§ Data tied to figure images
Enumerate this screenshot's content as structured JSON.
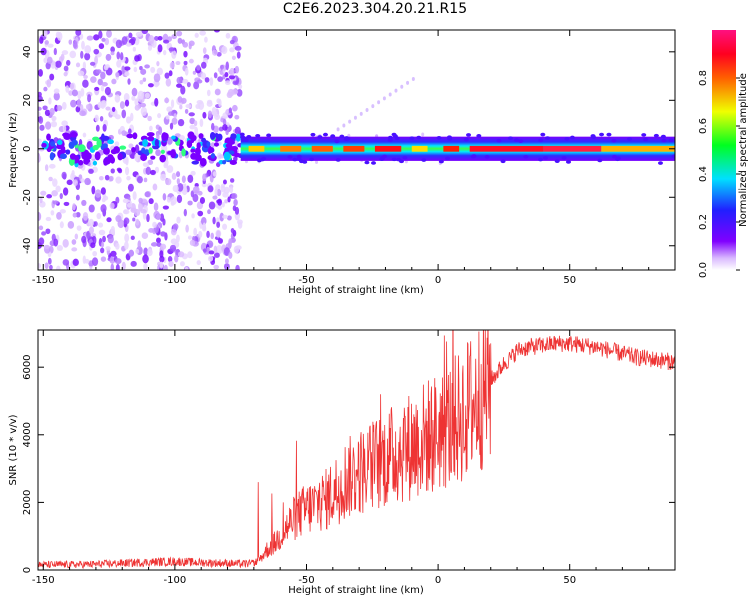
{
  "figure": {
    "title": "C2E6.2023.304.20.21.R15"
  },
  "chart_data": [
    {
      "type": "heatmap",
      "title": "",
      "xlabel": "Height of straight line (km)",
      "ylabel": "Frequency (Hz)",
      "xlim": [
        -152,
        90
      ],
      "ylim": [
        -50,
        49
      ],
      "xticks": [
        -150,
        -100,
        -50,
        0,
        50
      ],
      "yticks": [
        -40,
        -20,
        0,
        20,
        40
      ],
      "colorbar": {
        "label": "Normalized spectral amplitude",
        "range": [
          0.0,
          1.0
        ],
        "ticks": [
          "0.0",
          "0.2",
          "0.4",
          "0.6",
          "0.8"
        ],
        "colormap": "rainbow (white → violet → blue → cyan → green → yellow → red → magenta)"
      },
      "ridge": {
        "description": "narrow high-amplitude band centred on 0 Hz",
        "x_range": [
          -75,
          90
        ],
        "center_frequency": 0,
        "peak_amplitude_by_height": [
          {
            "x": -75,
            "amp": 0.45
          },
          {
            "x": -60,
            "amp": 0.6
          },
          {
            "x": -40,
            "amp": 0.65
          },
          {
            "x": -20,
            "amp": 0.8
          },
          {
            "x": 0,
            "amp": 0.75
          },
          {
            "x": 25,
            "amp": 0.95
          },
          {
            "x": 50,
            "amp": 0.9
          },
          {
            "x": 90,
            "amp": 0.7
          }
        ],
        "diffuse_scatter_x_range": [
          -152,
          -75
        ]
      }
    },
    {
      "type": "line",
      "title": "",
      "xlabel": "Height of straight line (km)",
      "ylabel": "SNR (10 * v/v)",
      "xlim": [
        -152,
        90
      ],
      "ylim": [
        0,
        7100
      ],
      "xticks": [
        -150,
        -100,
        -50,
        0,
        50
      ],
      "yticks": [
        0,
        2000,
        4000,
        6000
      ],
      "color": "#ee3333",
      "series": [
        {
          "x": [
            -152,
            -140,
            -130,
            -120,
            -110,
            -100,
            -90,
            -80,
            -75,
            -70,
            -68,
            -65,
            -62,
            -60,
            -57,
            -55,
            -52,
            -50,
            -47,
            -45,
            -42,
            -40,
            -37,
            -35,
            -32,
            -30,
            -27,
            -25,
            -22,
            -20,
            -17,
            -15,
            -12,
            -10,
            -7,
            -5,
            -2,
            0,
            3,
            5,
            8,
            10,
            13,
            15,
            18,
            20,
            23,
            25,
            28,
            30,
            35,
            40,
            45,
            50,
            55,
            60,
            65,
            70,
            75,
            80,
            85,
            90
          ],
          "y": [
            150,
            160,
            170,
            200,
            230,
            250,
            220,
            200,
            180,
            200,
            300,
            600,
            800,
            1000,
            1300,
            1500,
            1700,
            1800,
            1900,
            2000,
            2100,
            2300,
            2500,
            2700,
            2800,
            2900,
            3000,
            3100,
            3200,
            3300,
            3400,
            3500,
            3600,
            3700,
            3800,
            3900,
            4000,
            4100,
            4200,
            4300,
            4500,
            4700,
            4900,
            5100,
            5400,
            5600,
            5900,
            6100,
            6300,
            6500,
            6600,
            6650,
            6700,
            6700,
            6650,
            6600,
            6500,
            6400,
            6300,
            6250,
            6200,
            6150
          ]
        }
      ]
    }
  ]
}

§ WHAT YOU SHOULD DO
Quote all the records verbatim, dropping any pictures from your copy.

§ THE COMPLETED TASK
Enumerate this screenshot's content as structured JSON.
{
  "figure": {
    "title": "C2E6.2023.304.20.21.R15"
  },
  "chart_data": [
    {
      "type": "heatmap",
      "title": "",
      "xlabel": "Height of straight line (km)",
      "ylabel": "Frequency (Hz)",
      "xlim": [
        -152,
        90
      ],
      "ylim": [
        -50,
        49
      ],
      "xticks": [
        -150,
        -100,
        -50,
        0,
        50
      ],
      "yticks": [
        -40,
        -20,
        0,
        20,
        40
      ],
      "colorbar": {
        "label": "Normalized spectral amplitude",
        "range": [
          0.0,
          1.0
        ],
        "ticks": [
          "0.0",
          "0.2",
          "0.4",
          "0.6",
          "0.8"
        ],
        "colormap": "rainbow (white → violet → blue → cyan → green → yellow → red → magenta)"
      },
      "ridge": {
        "description": "narrow high-amplitude band centred on 0 Hz",
        "x_range": [
          -75,
          90
        ],
        "center_frequency": 0,
        "peak_amplitude_by_height": [
          {
            "x": -75,
            "amp": 0.45
          },
          {
            "x": -60,
            "amp": 0.6
          },
          {
            "x": -40,
            "amp": 0.65
          },
          {
            "x": -20,
            "amp": 0.8
          },
          {
            "x": 0,
            "amp": 0.75
          },
          {
            "x": 25,
            "amp": 0.95
          },
          {
            "x": 50,
            "amp": 0.9
          },
          {
            "x": 90,
            "amp": 0.7
          }
        ],
        "diffuse_scatter_x_range": [
          -152,
          -75
        ]
      }
    },
    {
      "type": "line",
      "title": "",
      "xlabel": "Height of straight line (km)",
      "ylabel": "SNR (10 * v/v)",
      "xlim": [
        -152,
        90
      ],
      "ylim": [
        0,
        7100
      ],
      "xticks": [
        -150,
        -100,
        -50,
        0,
        50
      ],
      "yticks": [
        0,
        2000,
        4000,
        6000
      ],
      "color": "#ee3333",
      "series": [
        {
          "x": [
            -152,
            -140,
            -130,
            -120,
            -110,
            -100,
            -90,
            -80,
            -75,
            -70,
            -68,
            -65,
            -62,
            -60,
            -57,
            -55,
            -52,
            -50,
            -47,
            -45,
            -42,
            -40,
            -37,
            -35,
            -32,
            -30,
            -27,
            -25,
            -22,
            -20,
            -17,
            -15,
            -12,
            -10,
            -7,
            -5,
            -2,
            0,
            3,
            5,
            8,
            10,
            13,
            15,
            18,
            20,
            23,
            25,
            28,
            30,
            35,
            40,
            45,
            50,
            55,
            60,
            65,
            70,
            75,
            80,
            85,
            90
          ],
          "y": [
            150,
            160,
            170,
            200,
            230,
            250,
            220,
            200,
            180,
            200,
            300,
            600,
            800,
            1000,
            1300,
            1500,
            1700,
            1800,
            1900,
            2000,
            2100,
            2300,
            2500,
            2700,
            2800,
            2900,
            3000,
            3100,
            3200,
            3300,
            3400,
            3500,
            3600,
            3700,
            3800,
            3900,
            4000,
            4100,
            4200,
            4300,
            4500,
            4700,
            4900,
            5100,
            5400,
            5600,
            5900,
            6100,
            6300,
            6500,
            6600,
            6650,
            6700,
            6700,
            6650,
            6600,
            6500,
            6400,
            6300,
            6250,
            6200,
            6150
          ]
        }
      ]
    }
  ]
}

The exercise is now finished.